_DIRECTION_
Single out the lines of the material that contain "SYSTEM" and copy them.

_PROVIDED INFORMATION_
——————

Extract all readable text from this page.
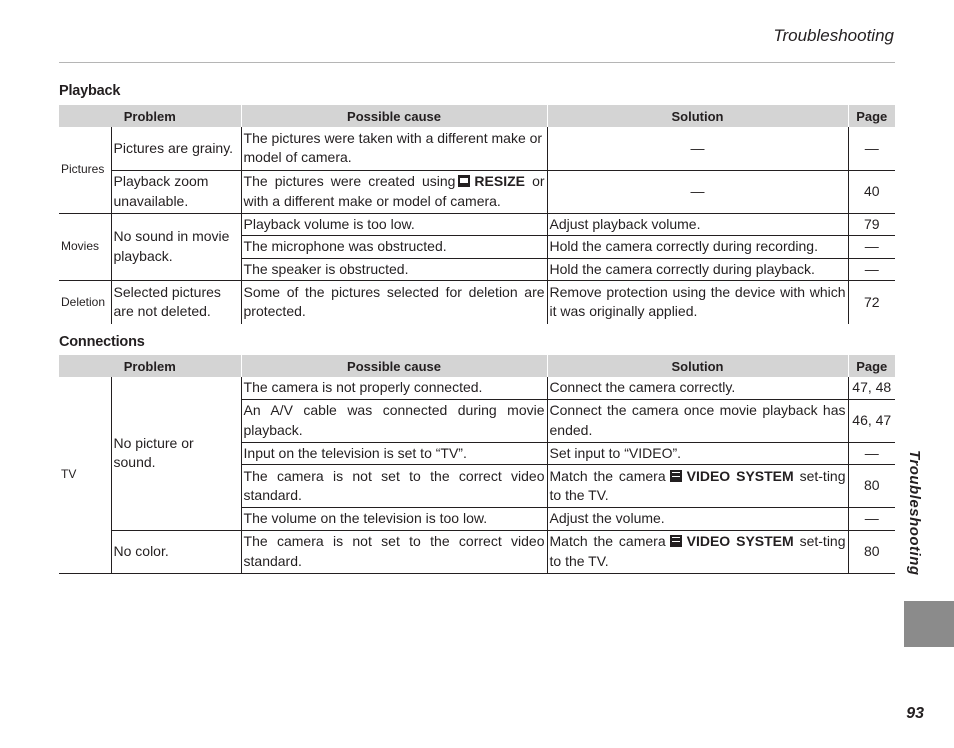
Troubleshooting
Playback
Problem		Possible cause	Solution	Page
Pictures	Pictures are grainy.	The pictures were taken with a different make or model of camera.	—	—
	Playback zoom unavailable.	The pictures were created using RESIZE or with a different make or model of camera.	—	40
Movies	No sound in movie playback.	Playback volume is too low.	Adjust playback volume.	79
		The microphone was obstructed.	Hold the camera correctly during recording.	—
		The speaker is obstructed.	Hold the camera correctly during playback.	—
Deletion	Selected pictures are not deleted.	Some of the pictures selected for deletion are protected.	Remove protection using the device with which it was originally applied.	72
Connections
Problem		Possible cause	Solution	Page
TV	No picture or sound.	The camera is not properly connected.	Connect the camera correctly.	47, 48
		An A/V cable was connected during movie playback.	Connect the camera once movie playback has ended.	46, 47
		Input on the television is set to “TV”.	Set input to “VIDEO”.	—
		The camera is not set to the correct video standard.	Match the camera VIDEO SYSTEM set-ting to the TV.	80
		The volume on the television is too low.	Adjust the volume.	—
	No color.	The camera is not set to the correct video standard.	Match the camera VIDEO SYSTEM set-ting to the TV.	80 Troubleshooting
93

——————

_IN RESPONSE_
		The camera is not set to the correct video standard.	Match the camera VIDEO SYSTEM set-ting to the TV.	80
	No color.	The camera is not set to the correct video standard.	Match the camera VIDEO SYSTEM set-ting to the TV.	80 Troubleshooting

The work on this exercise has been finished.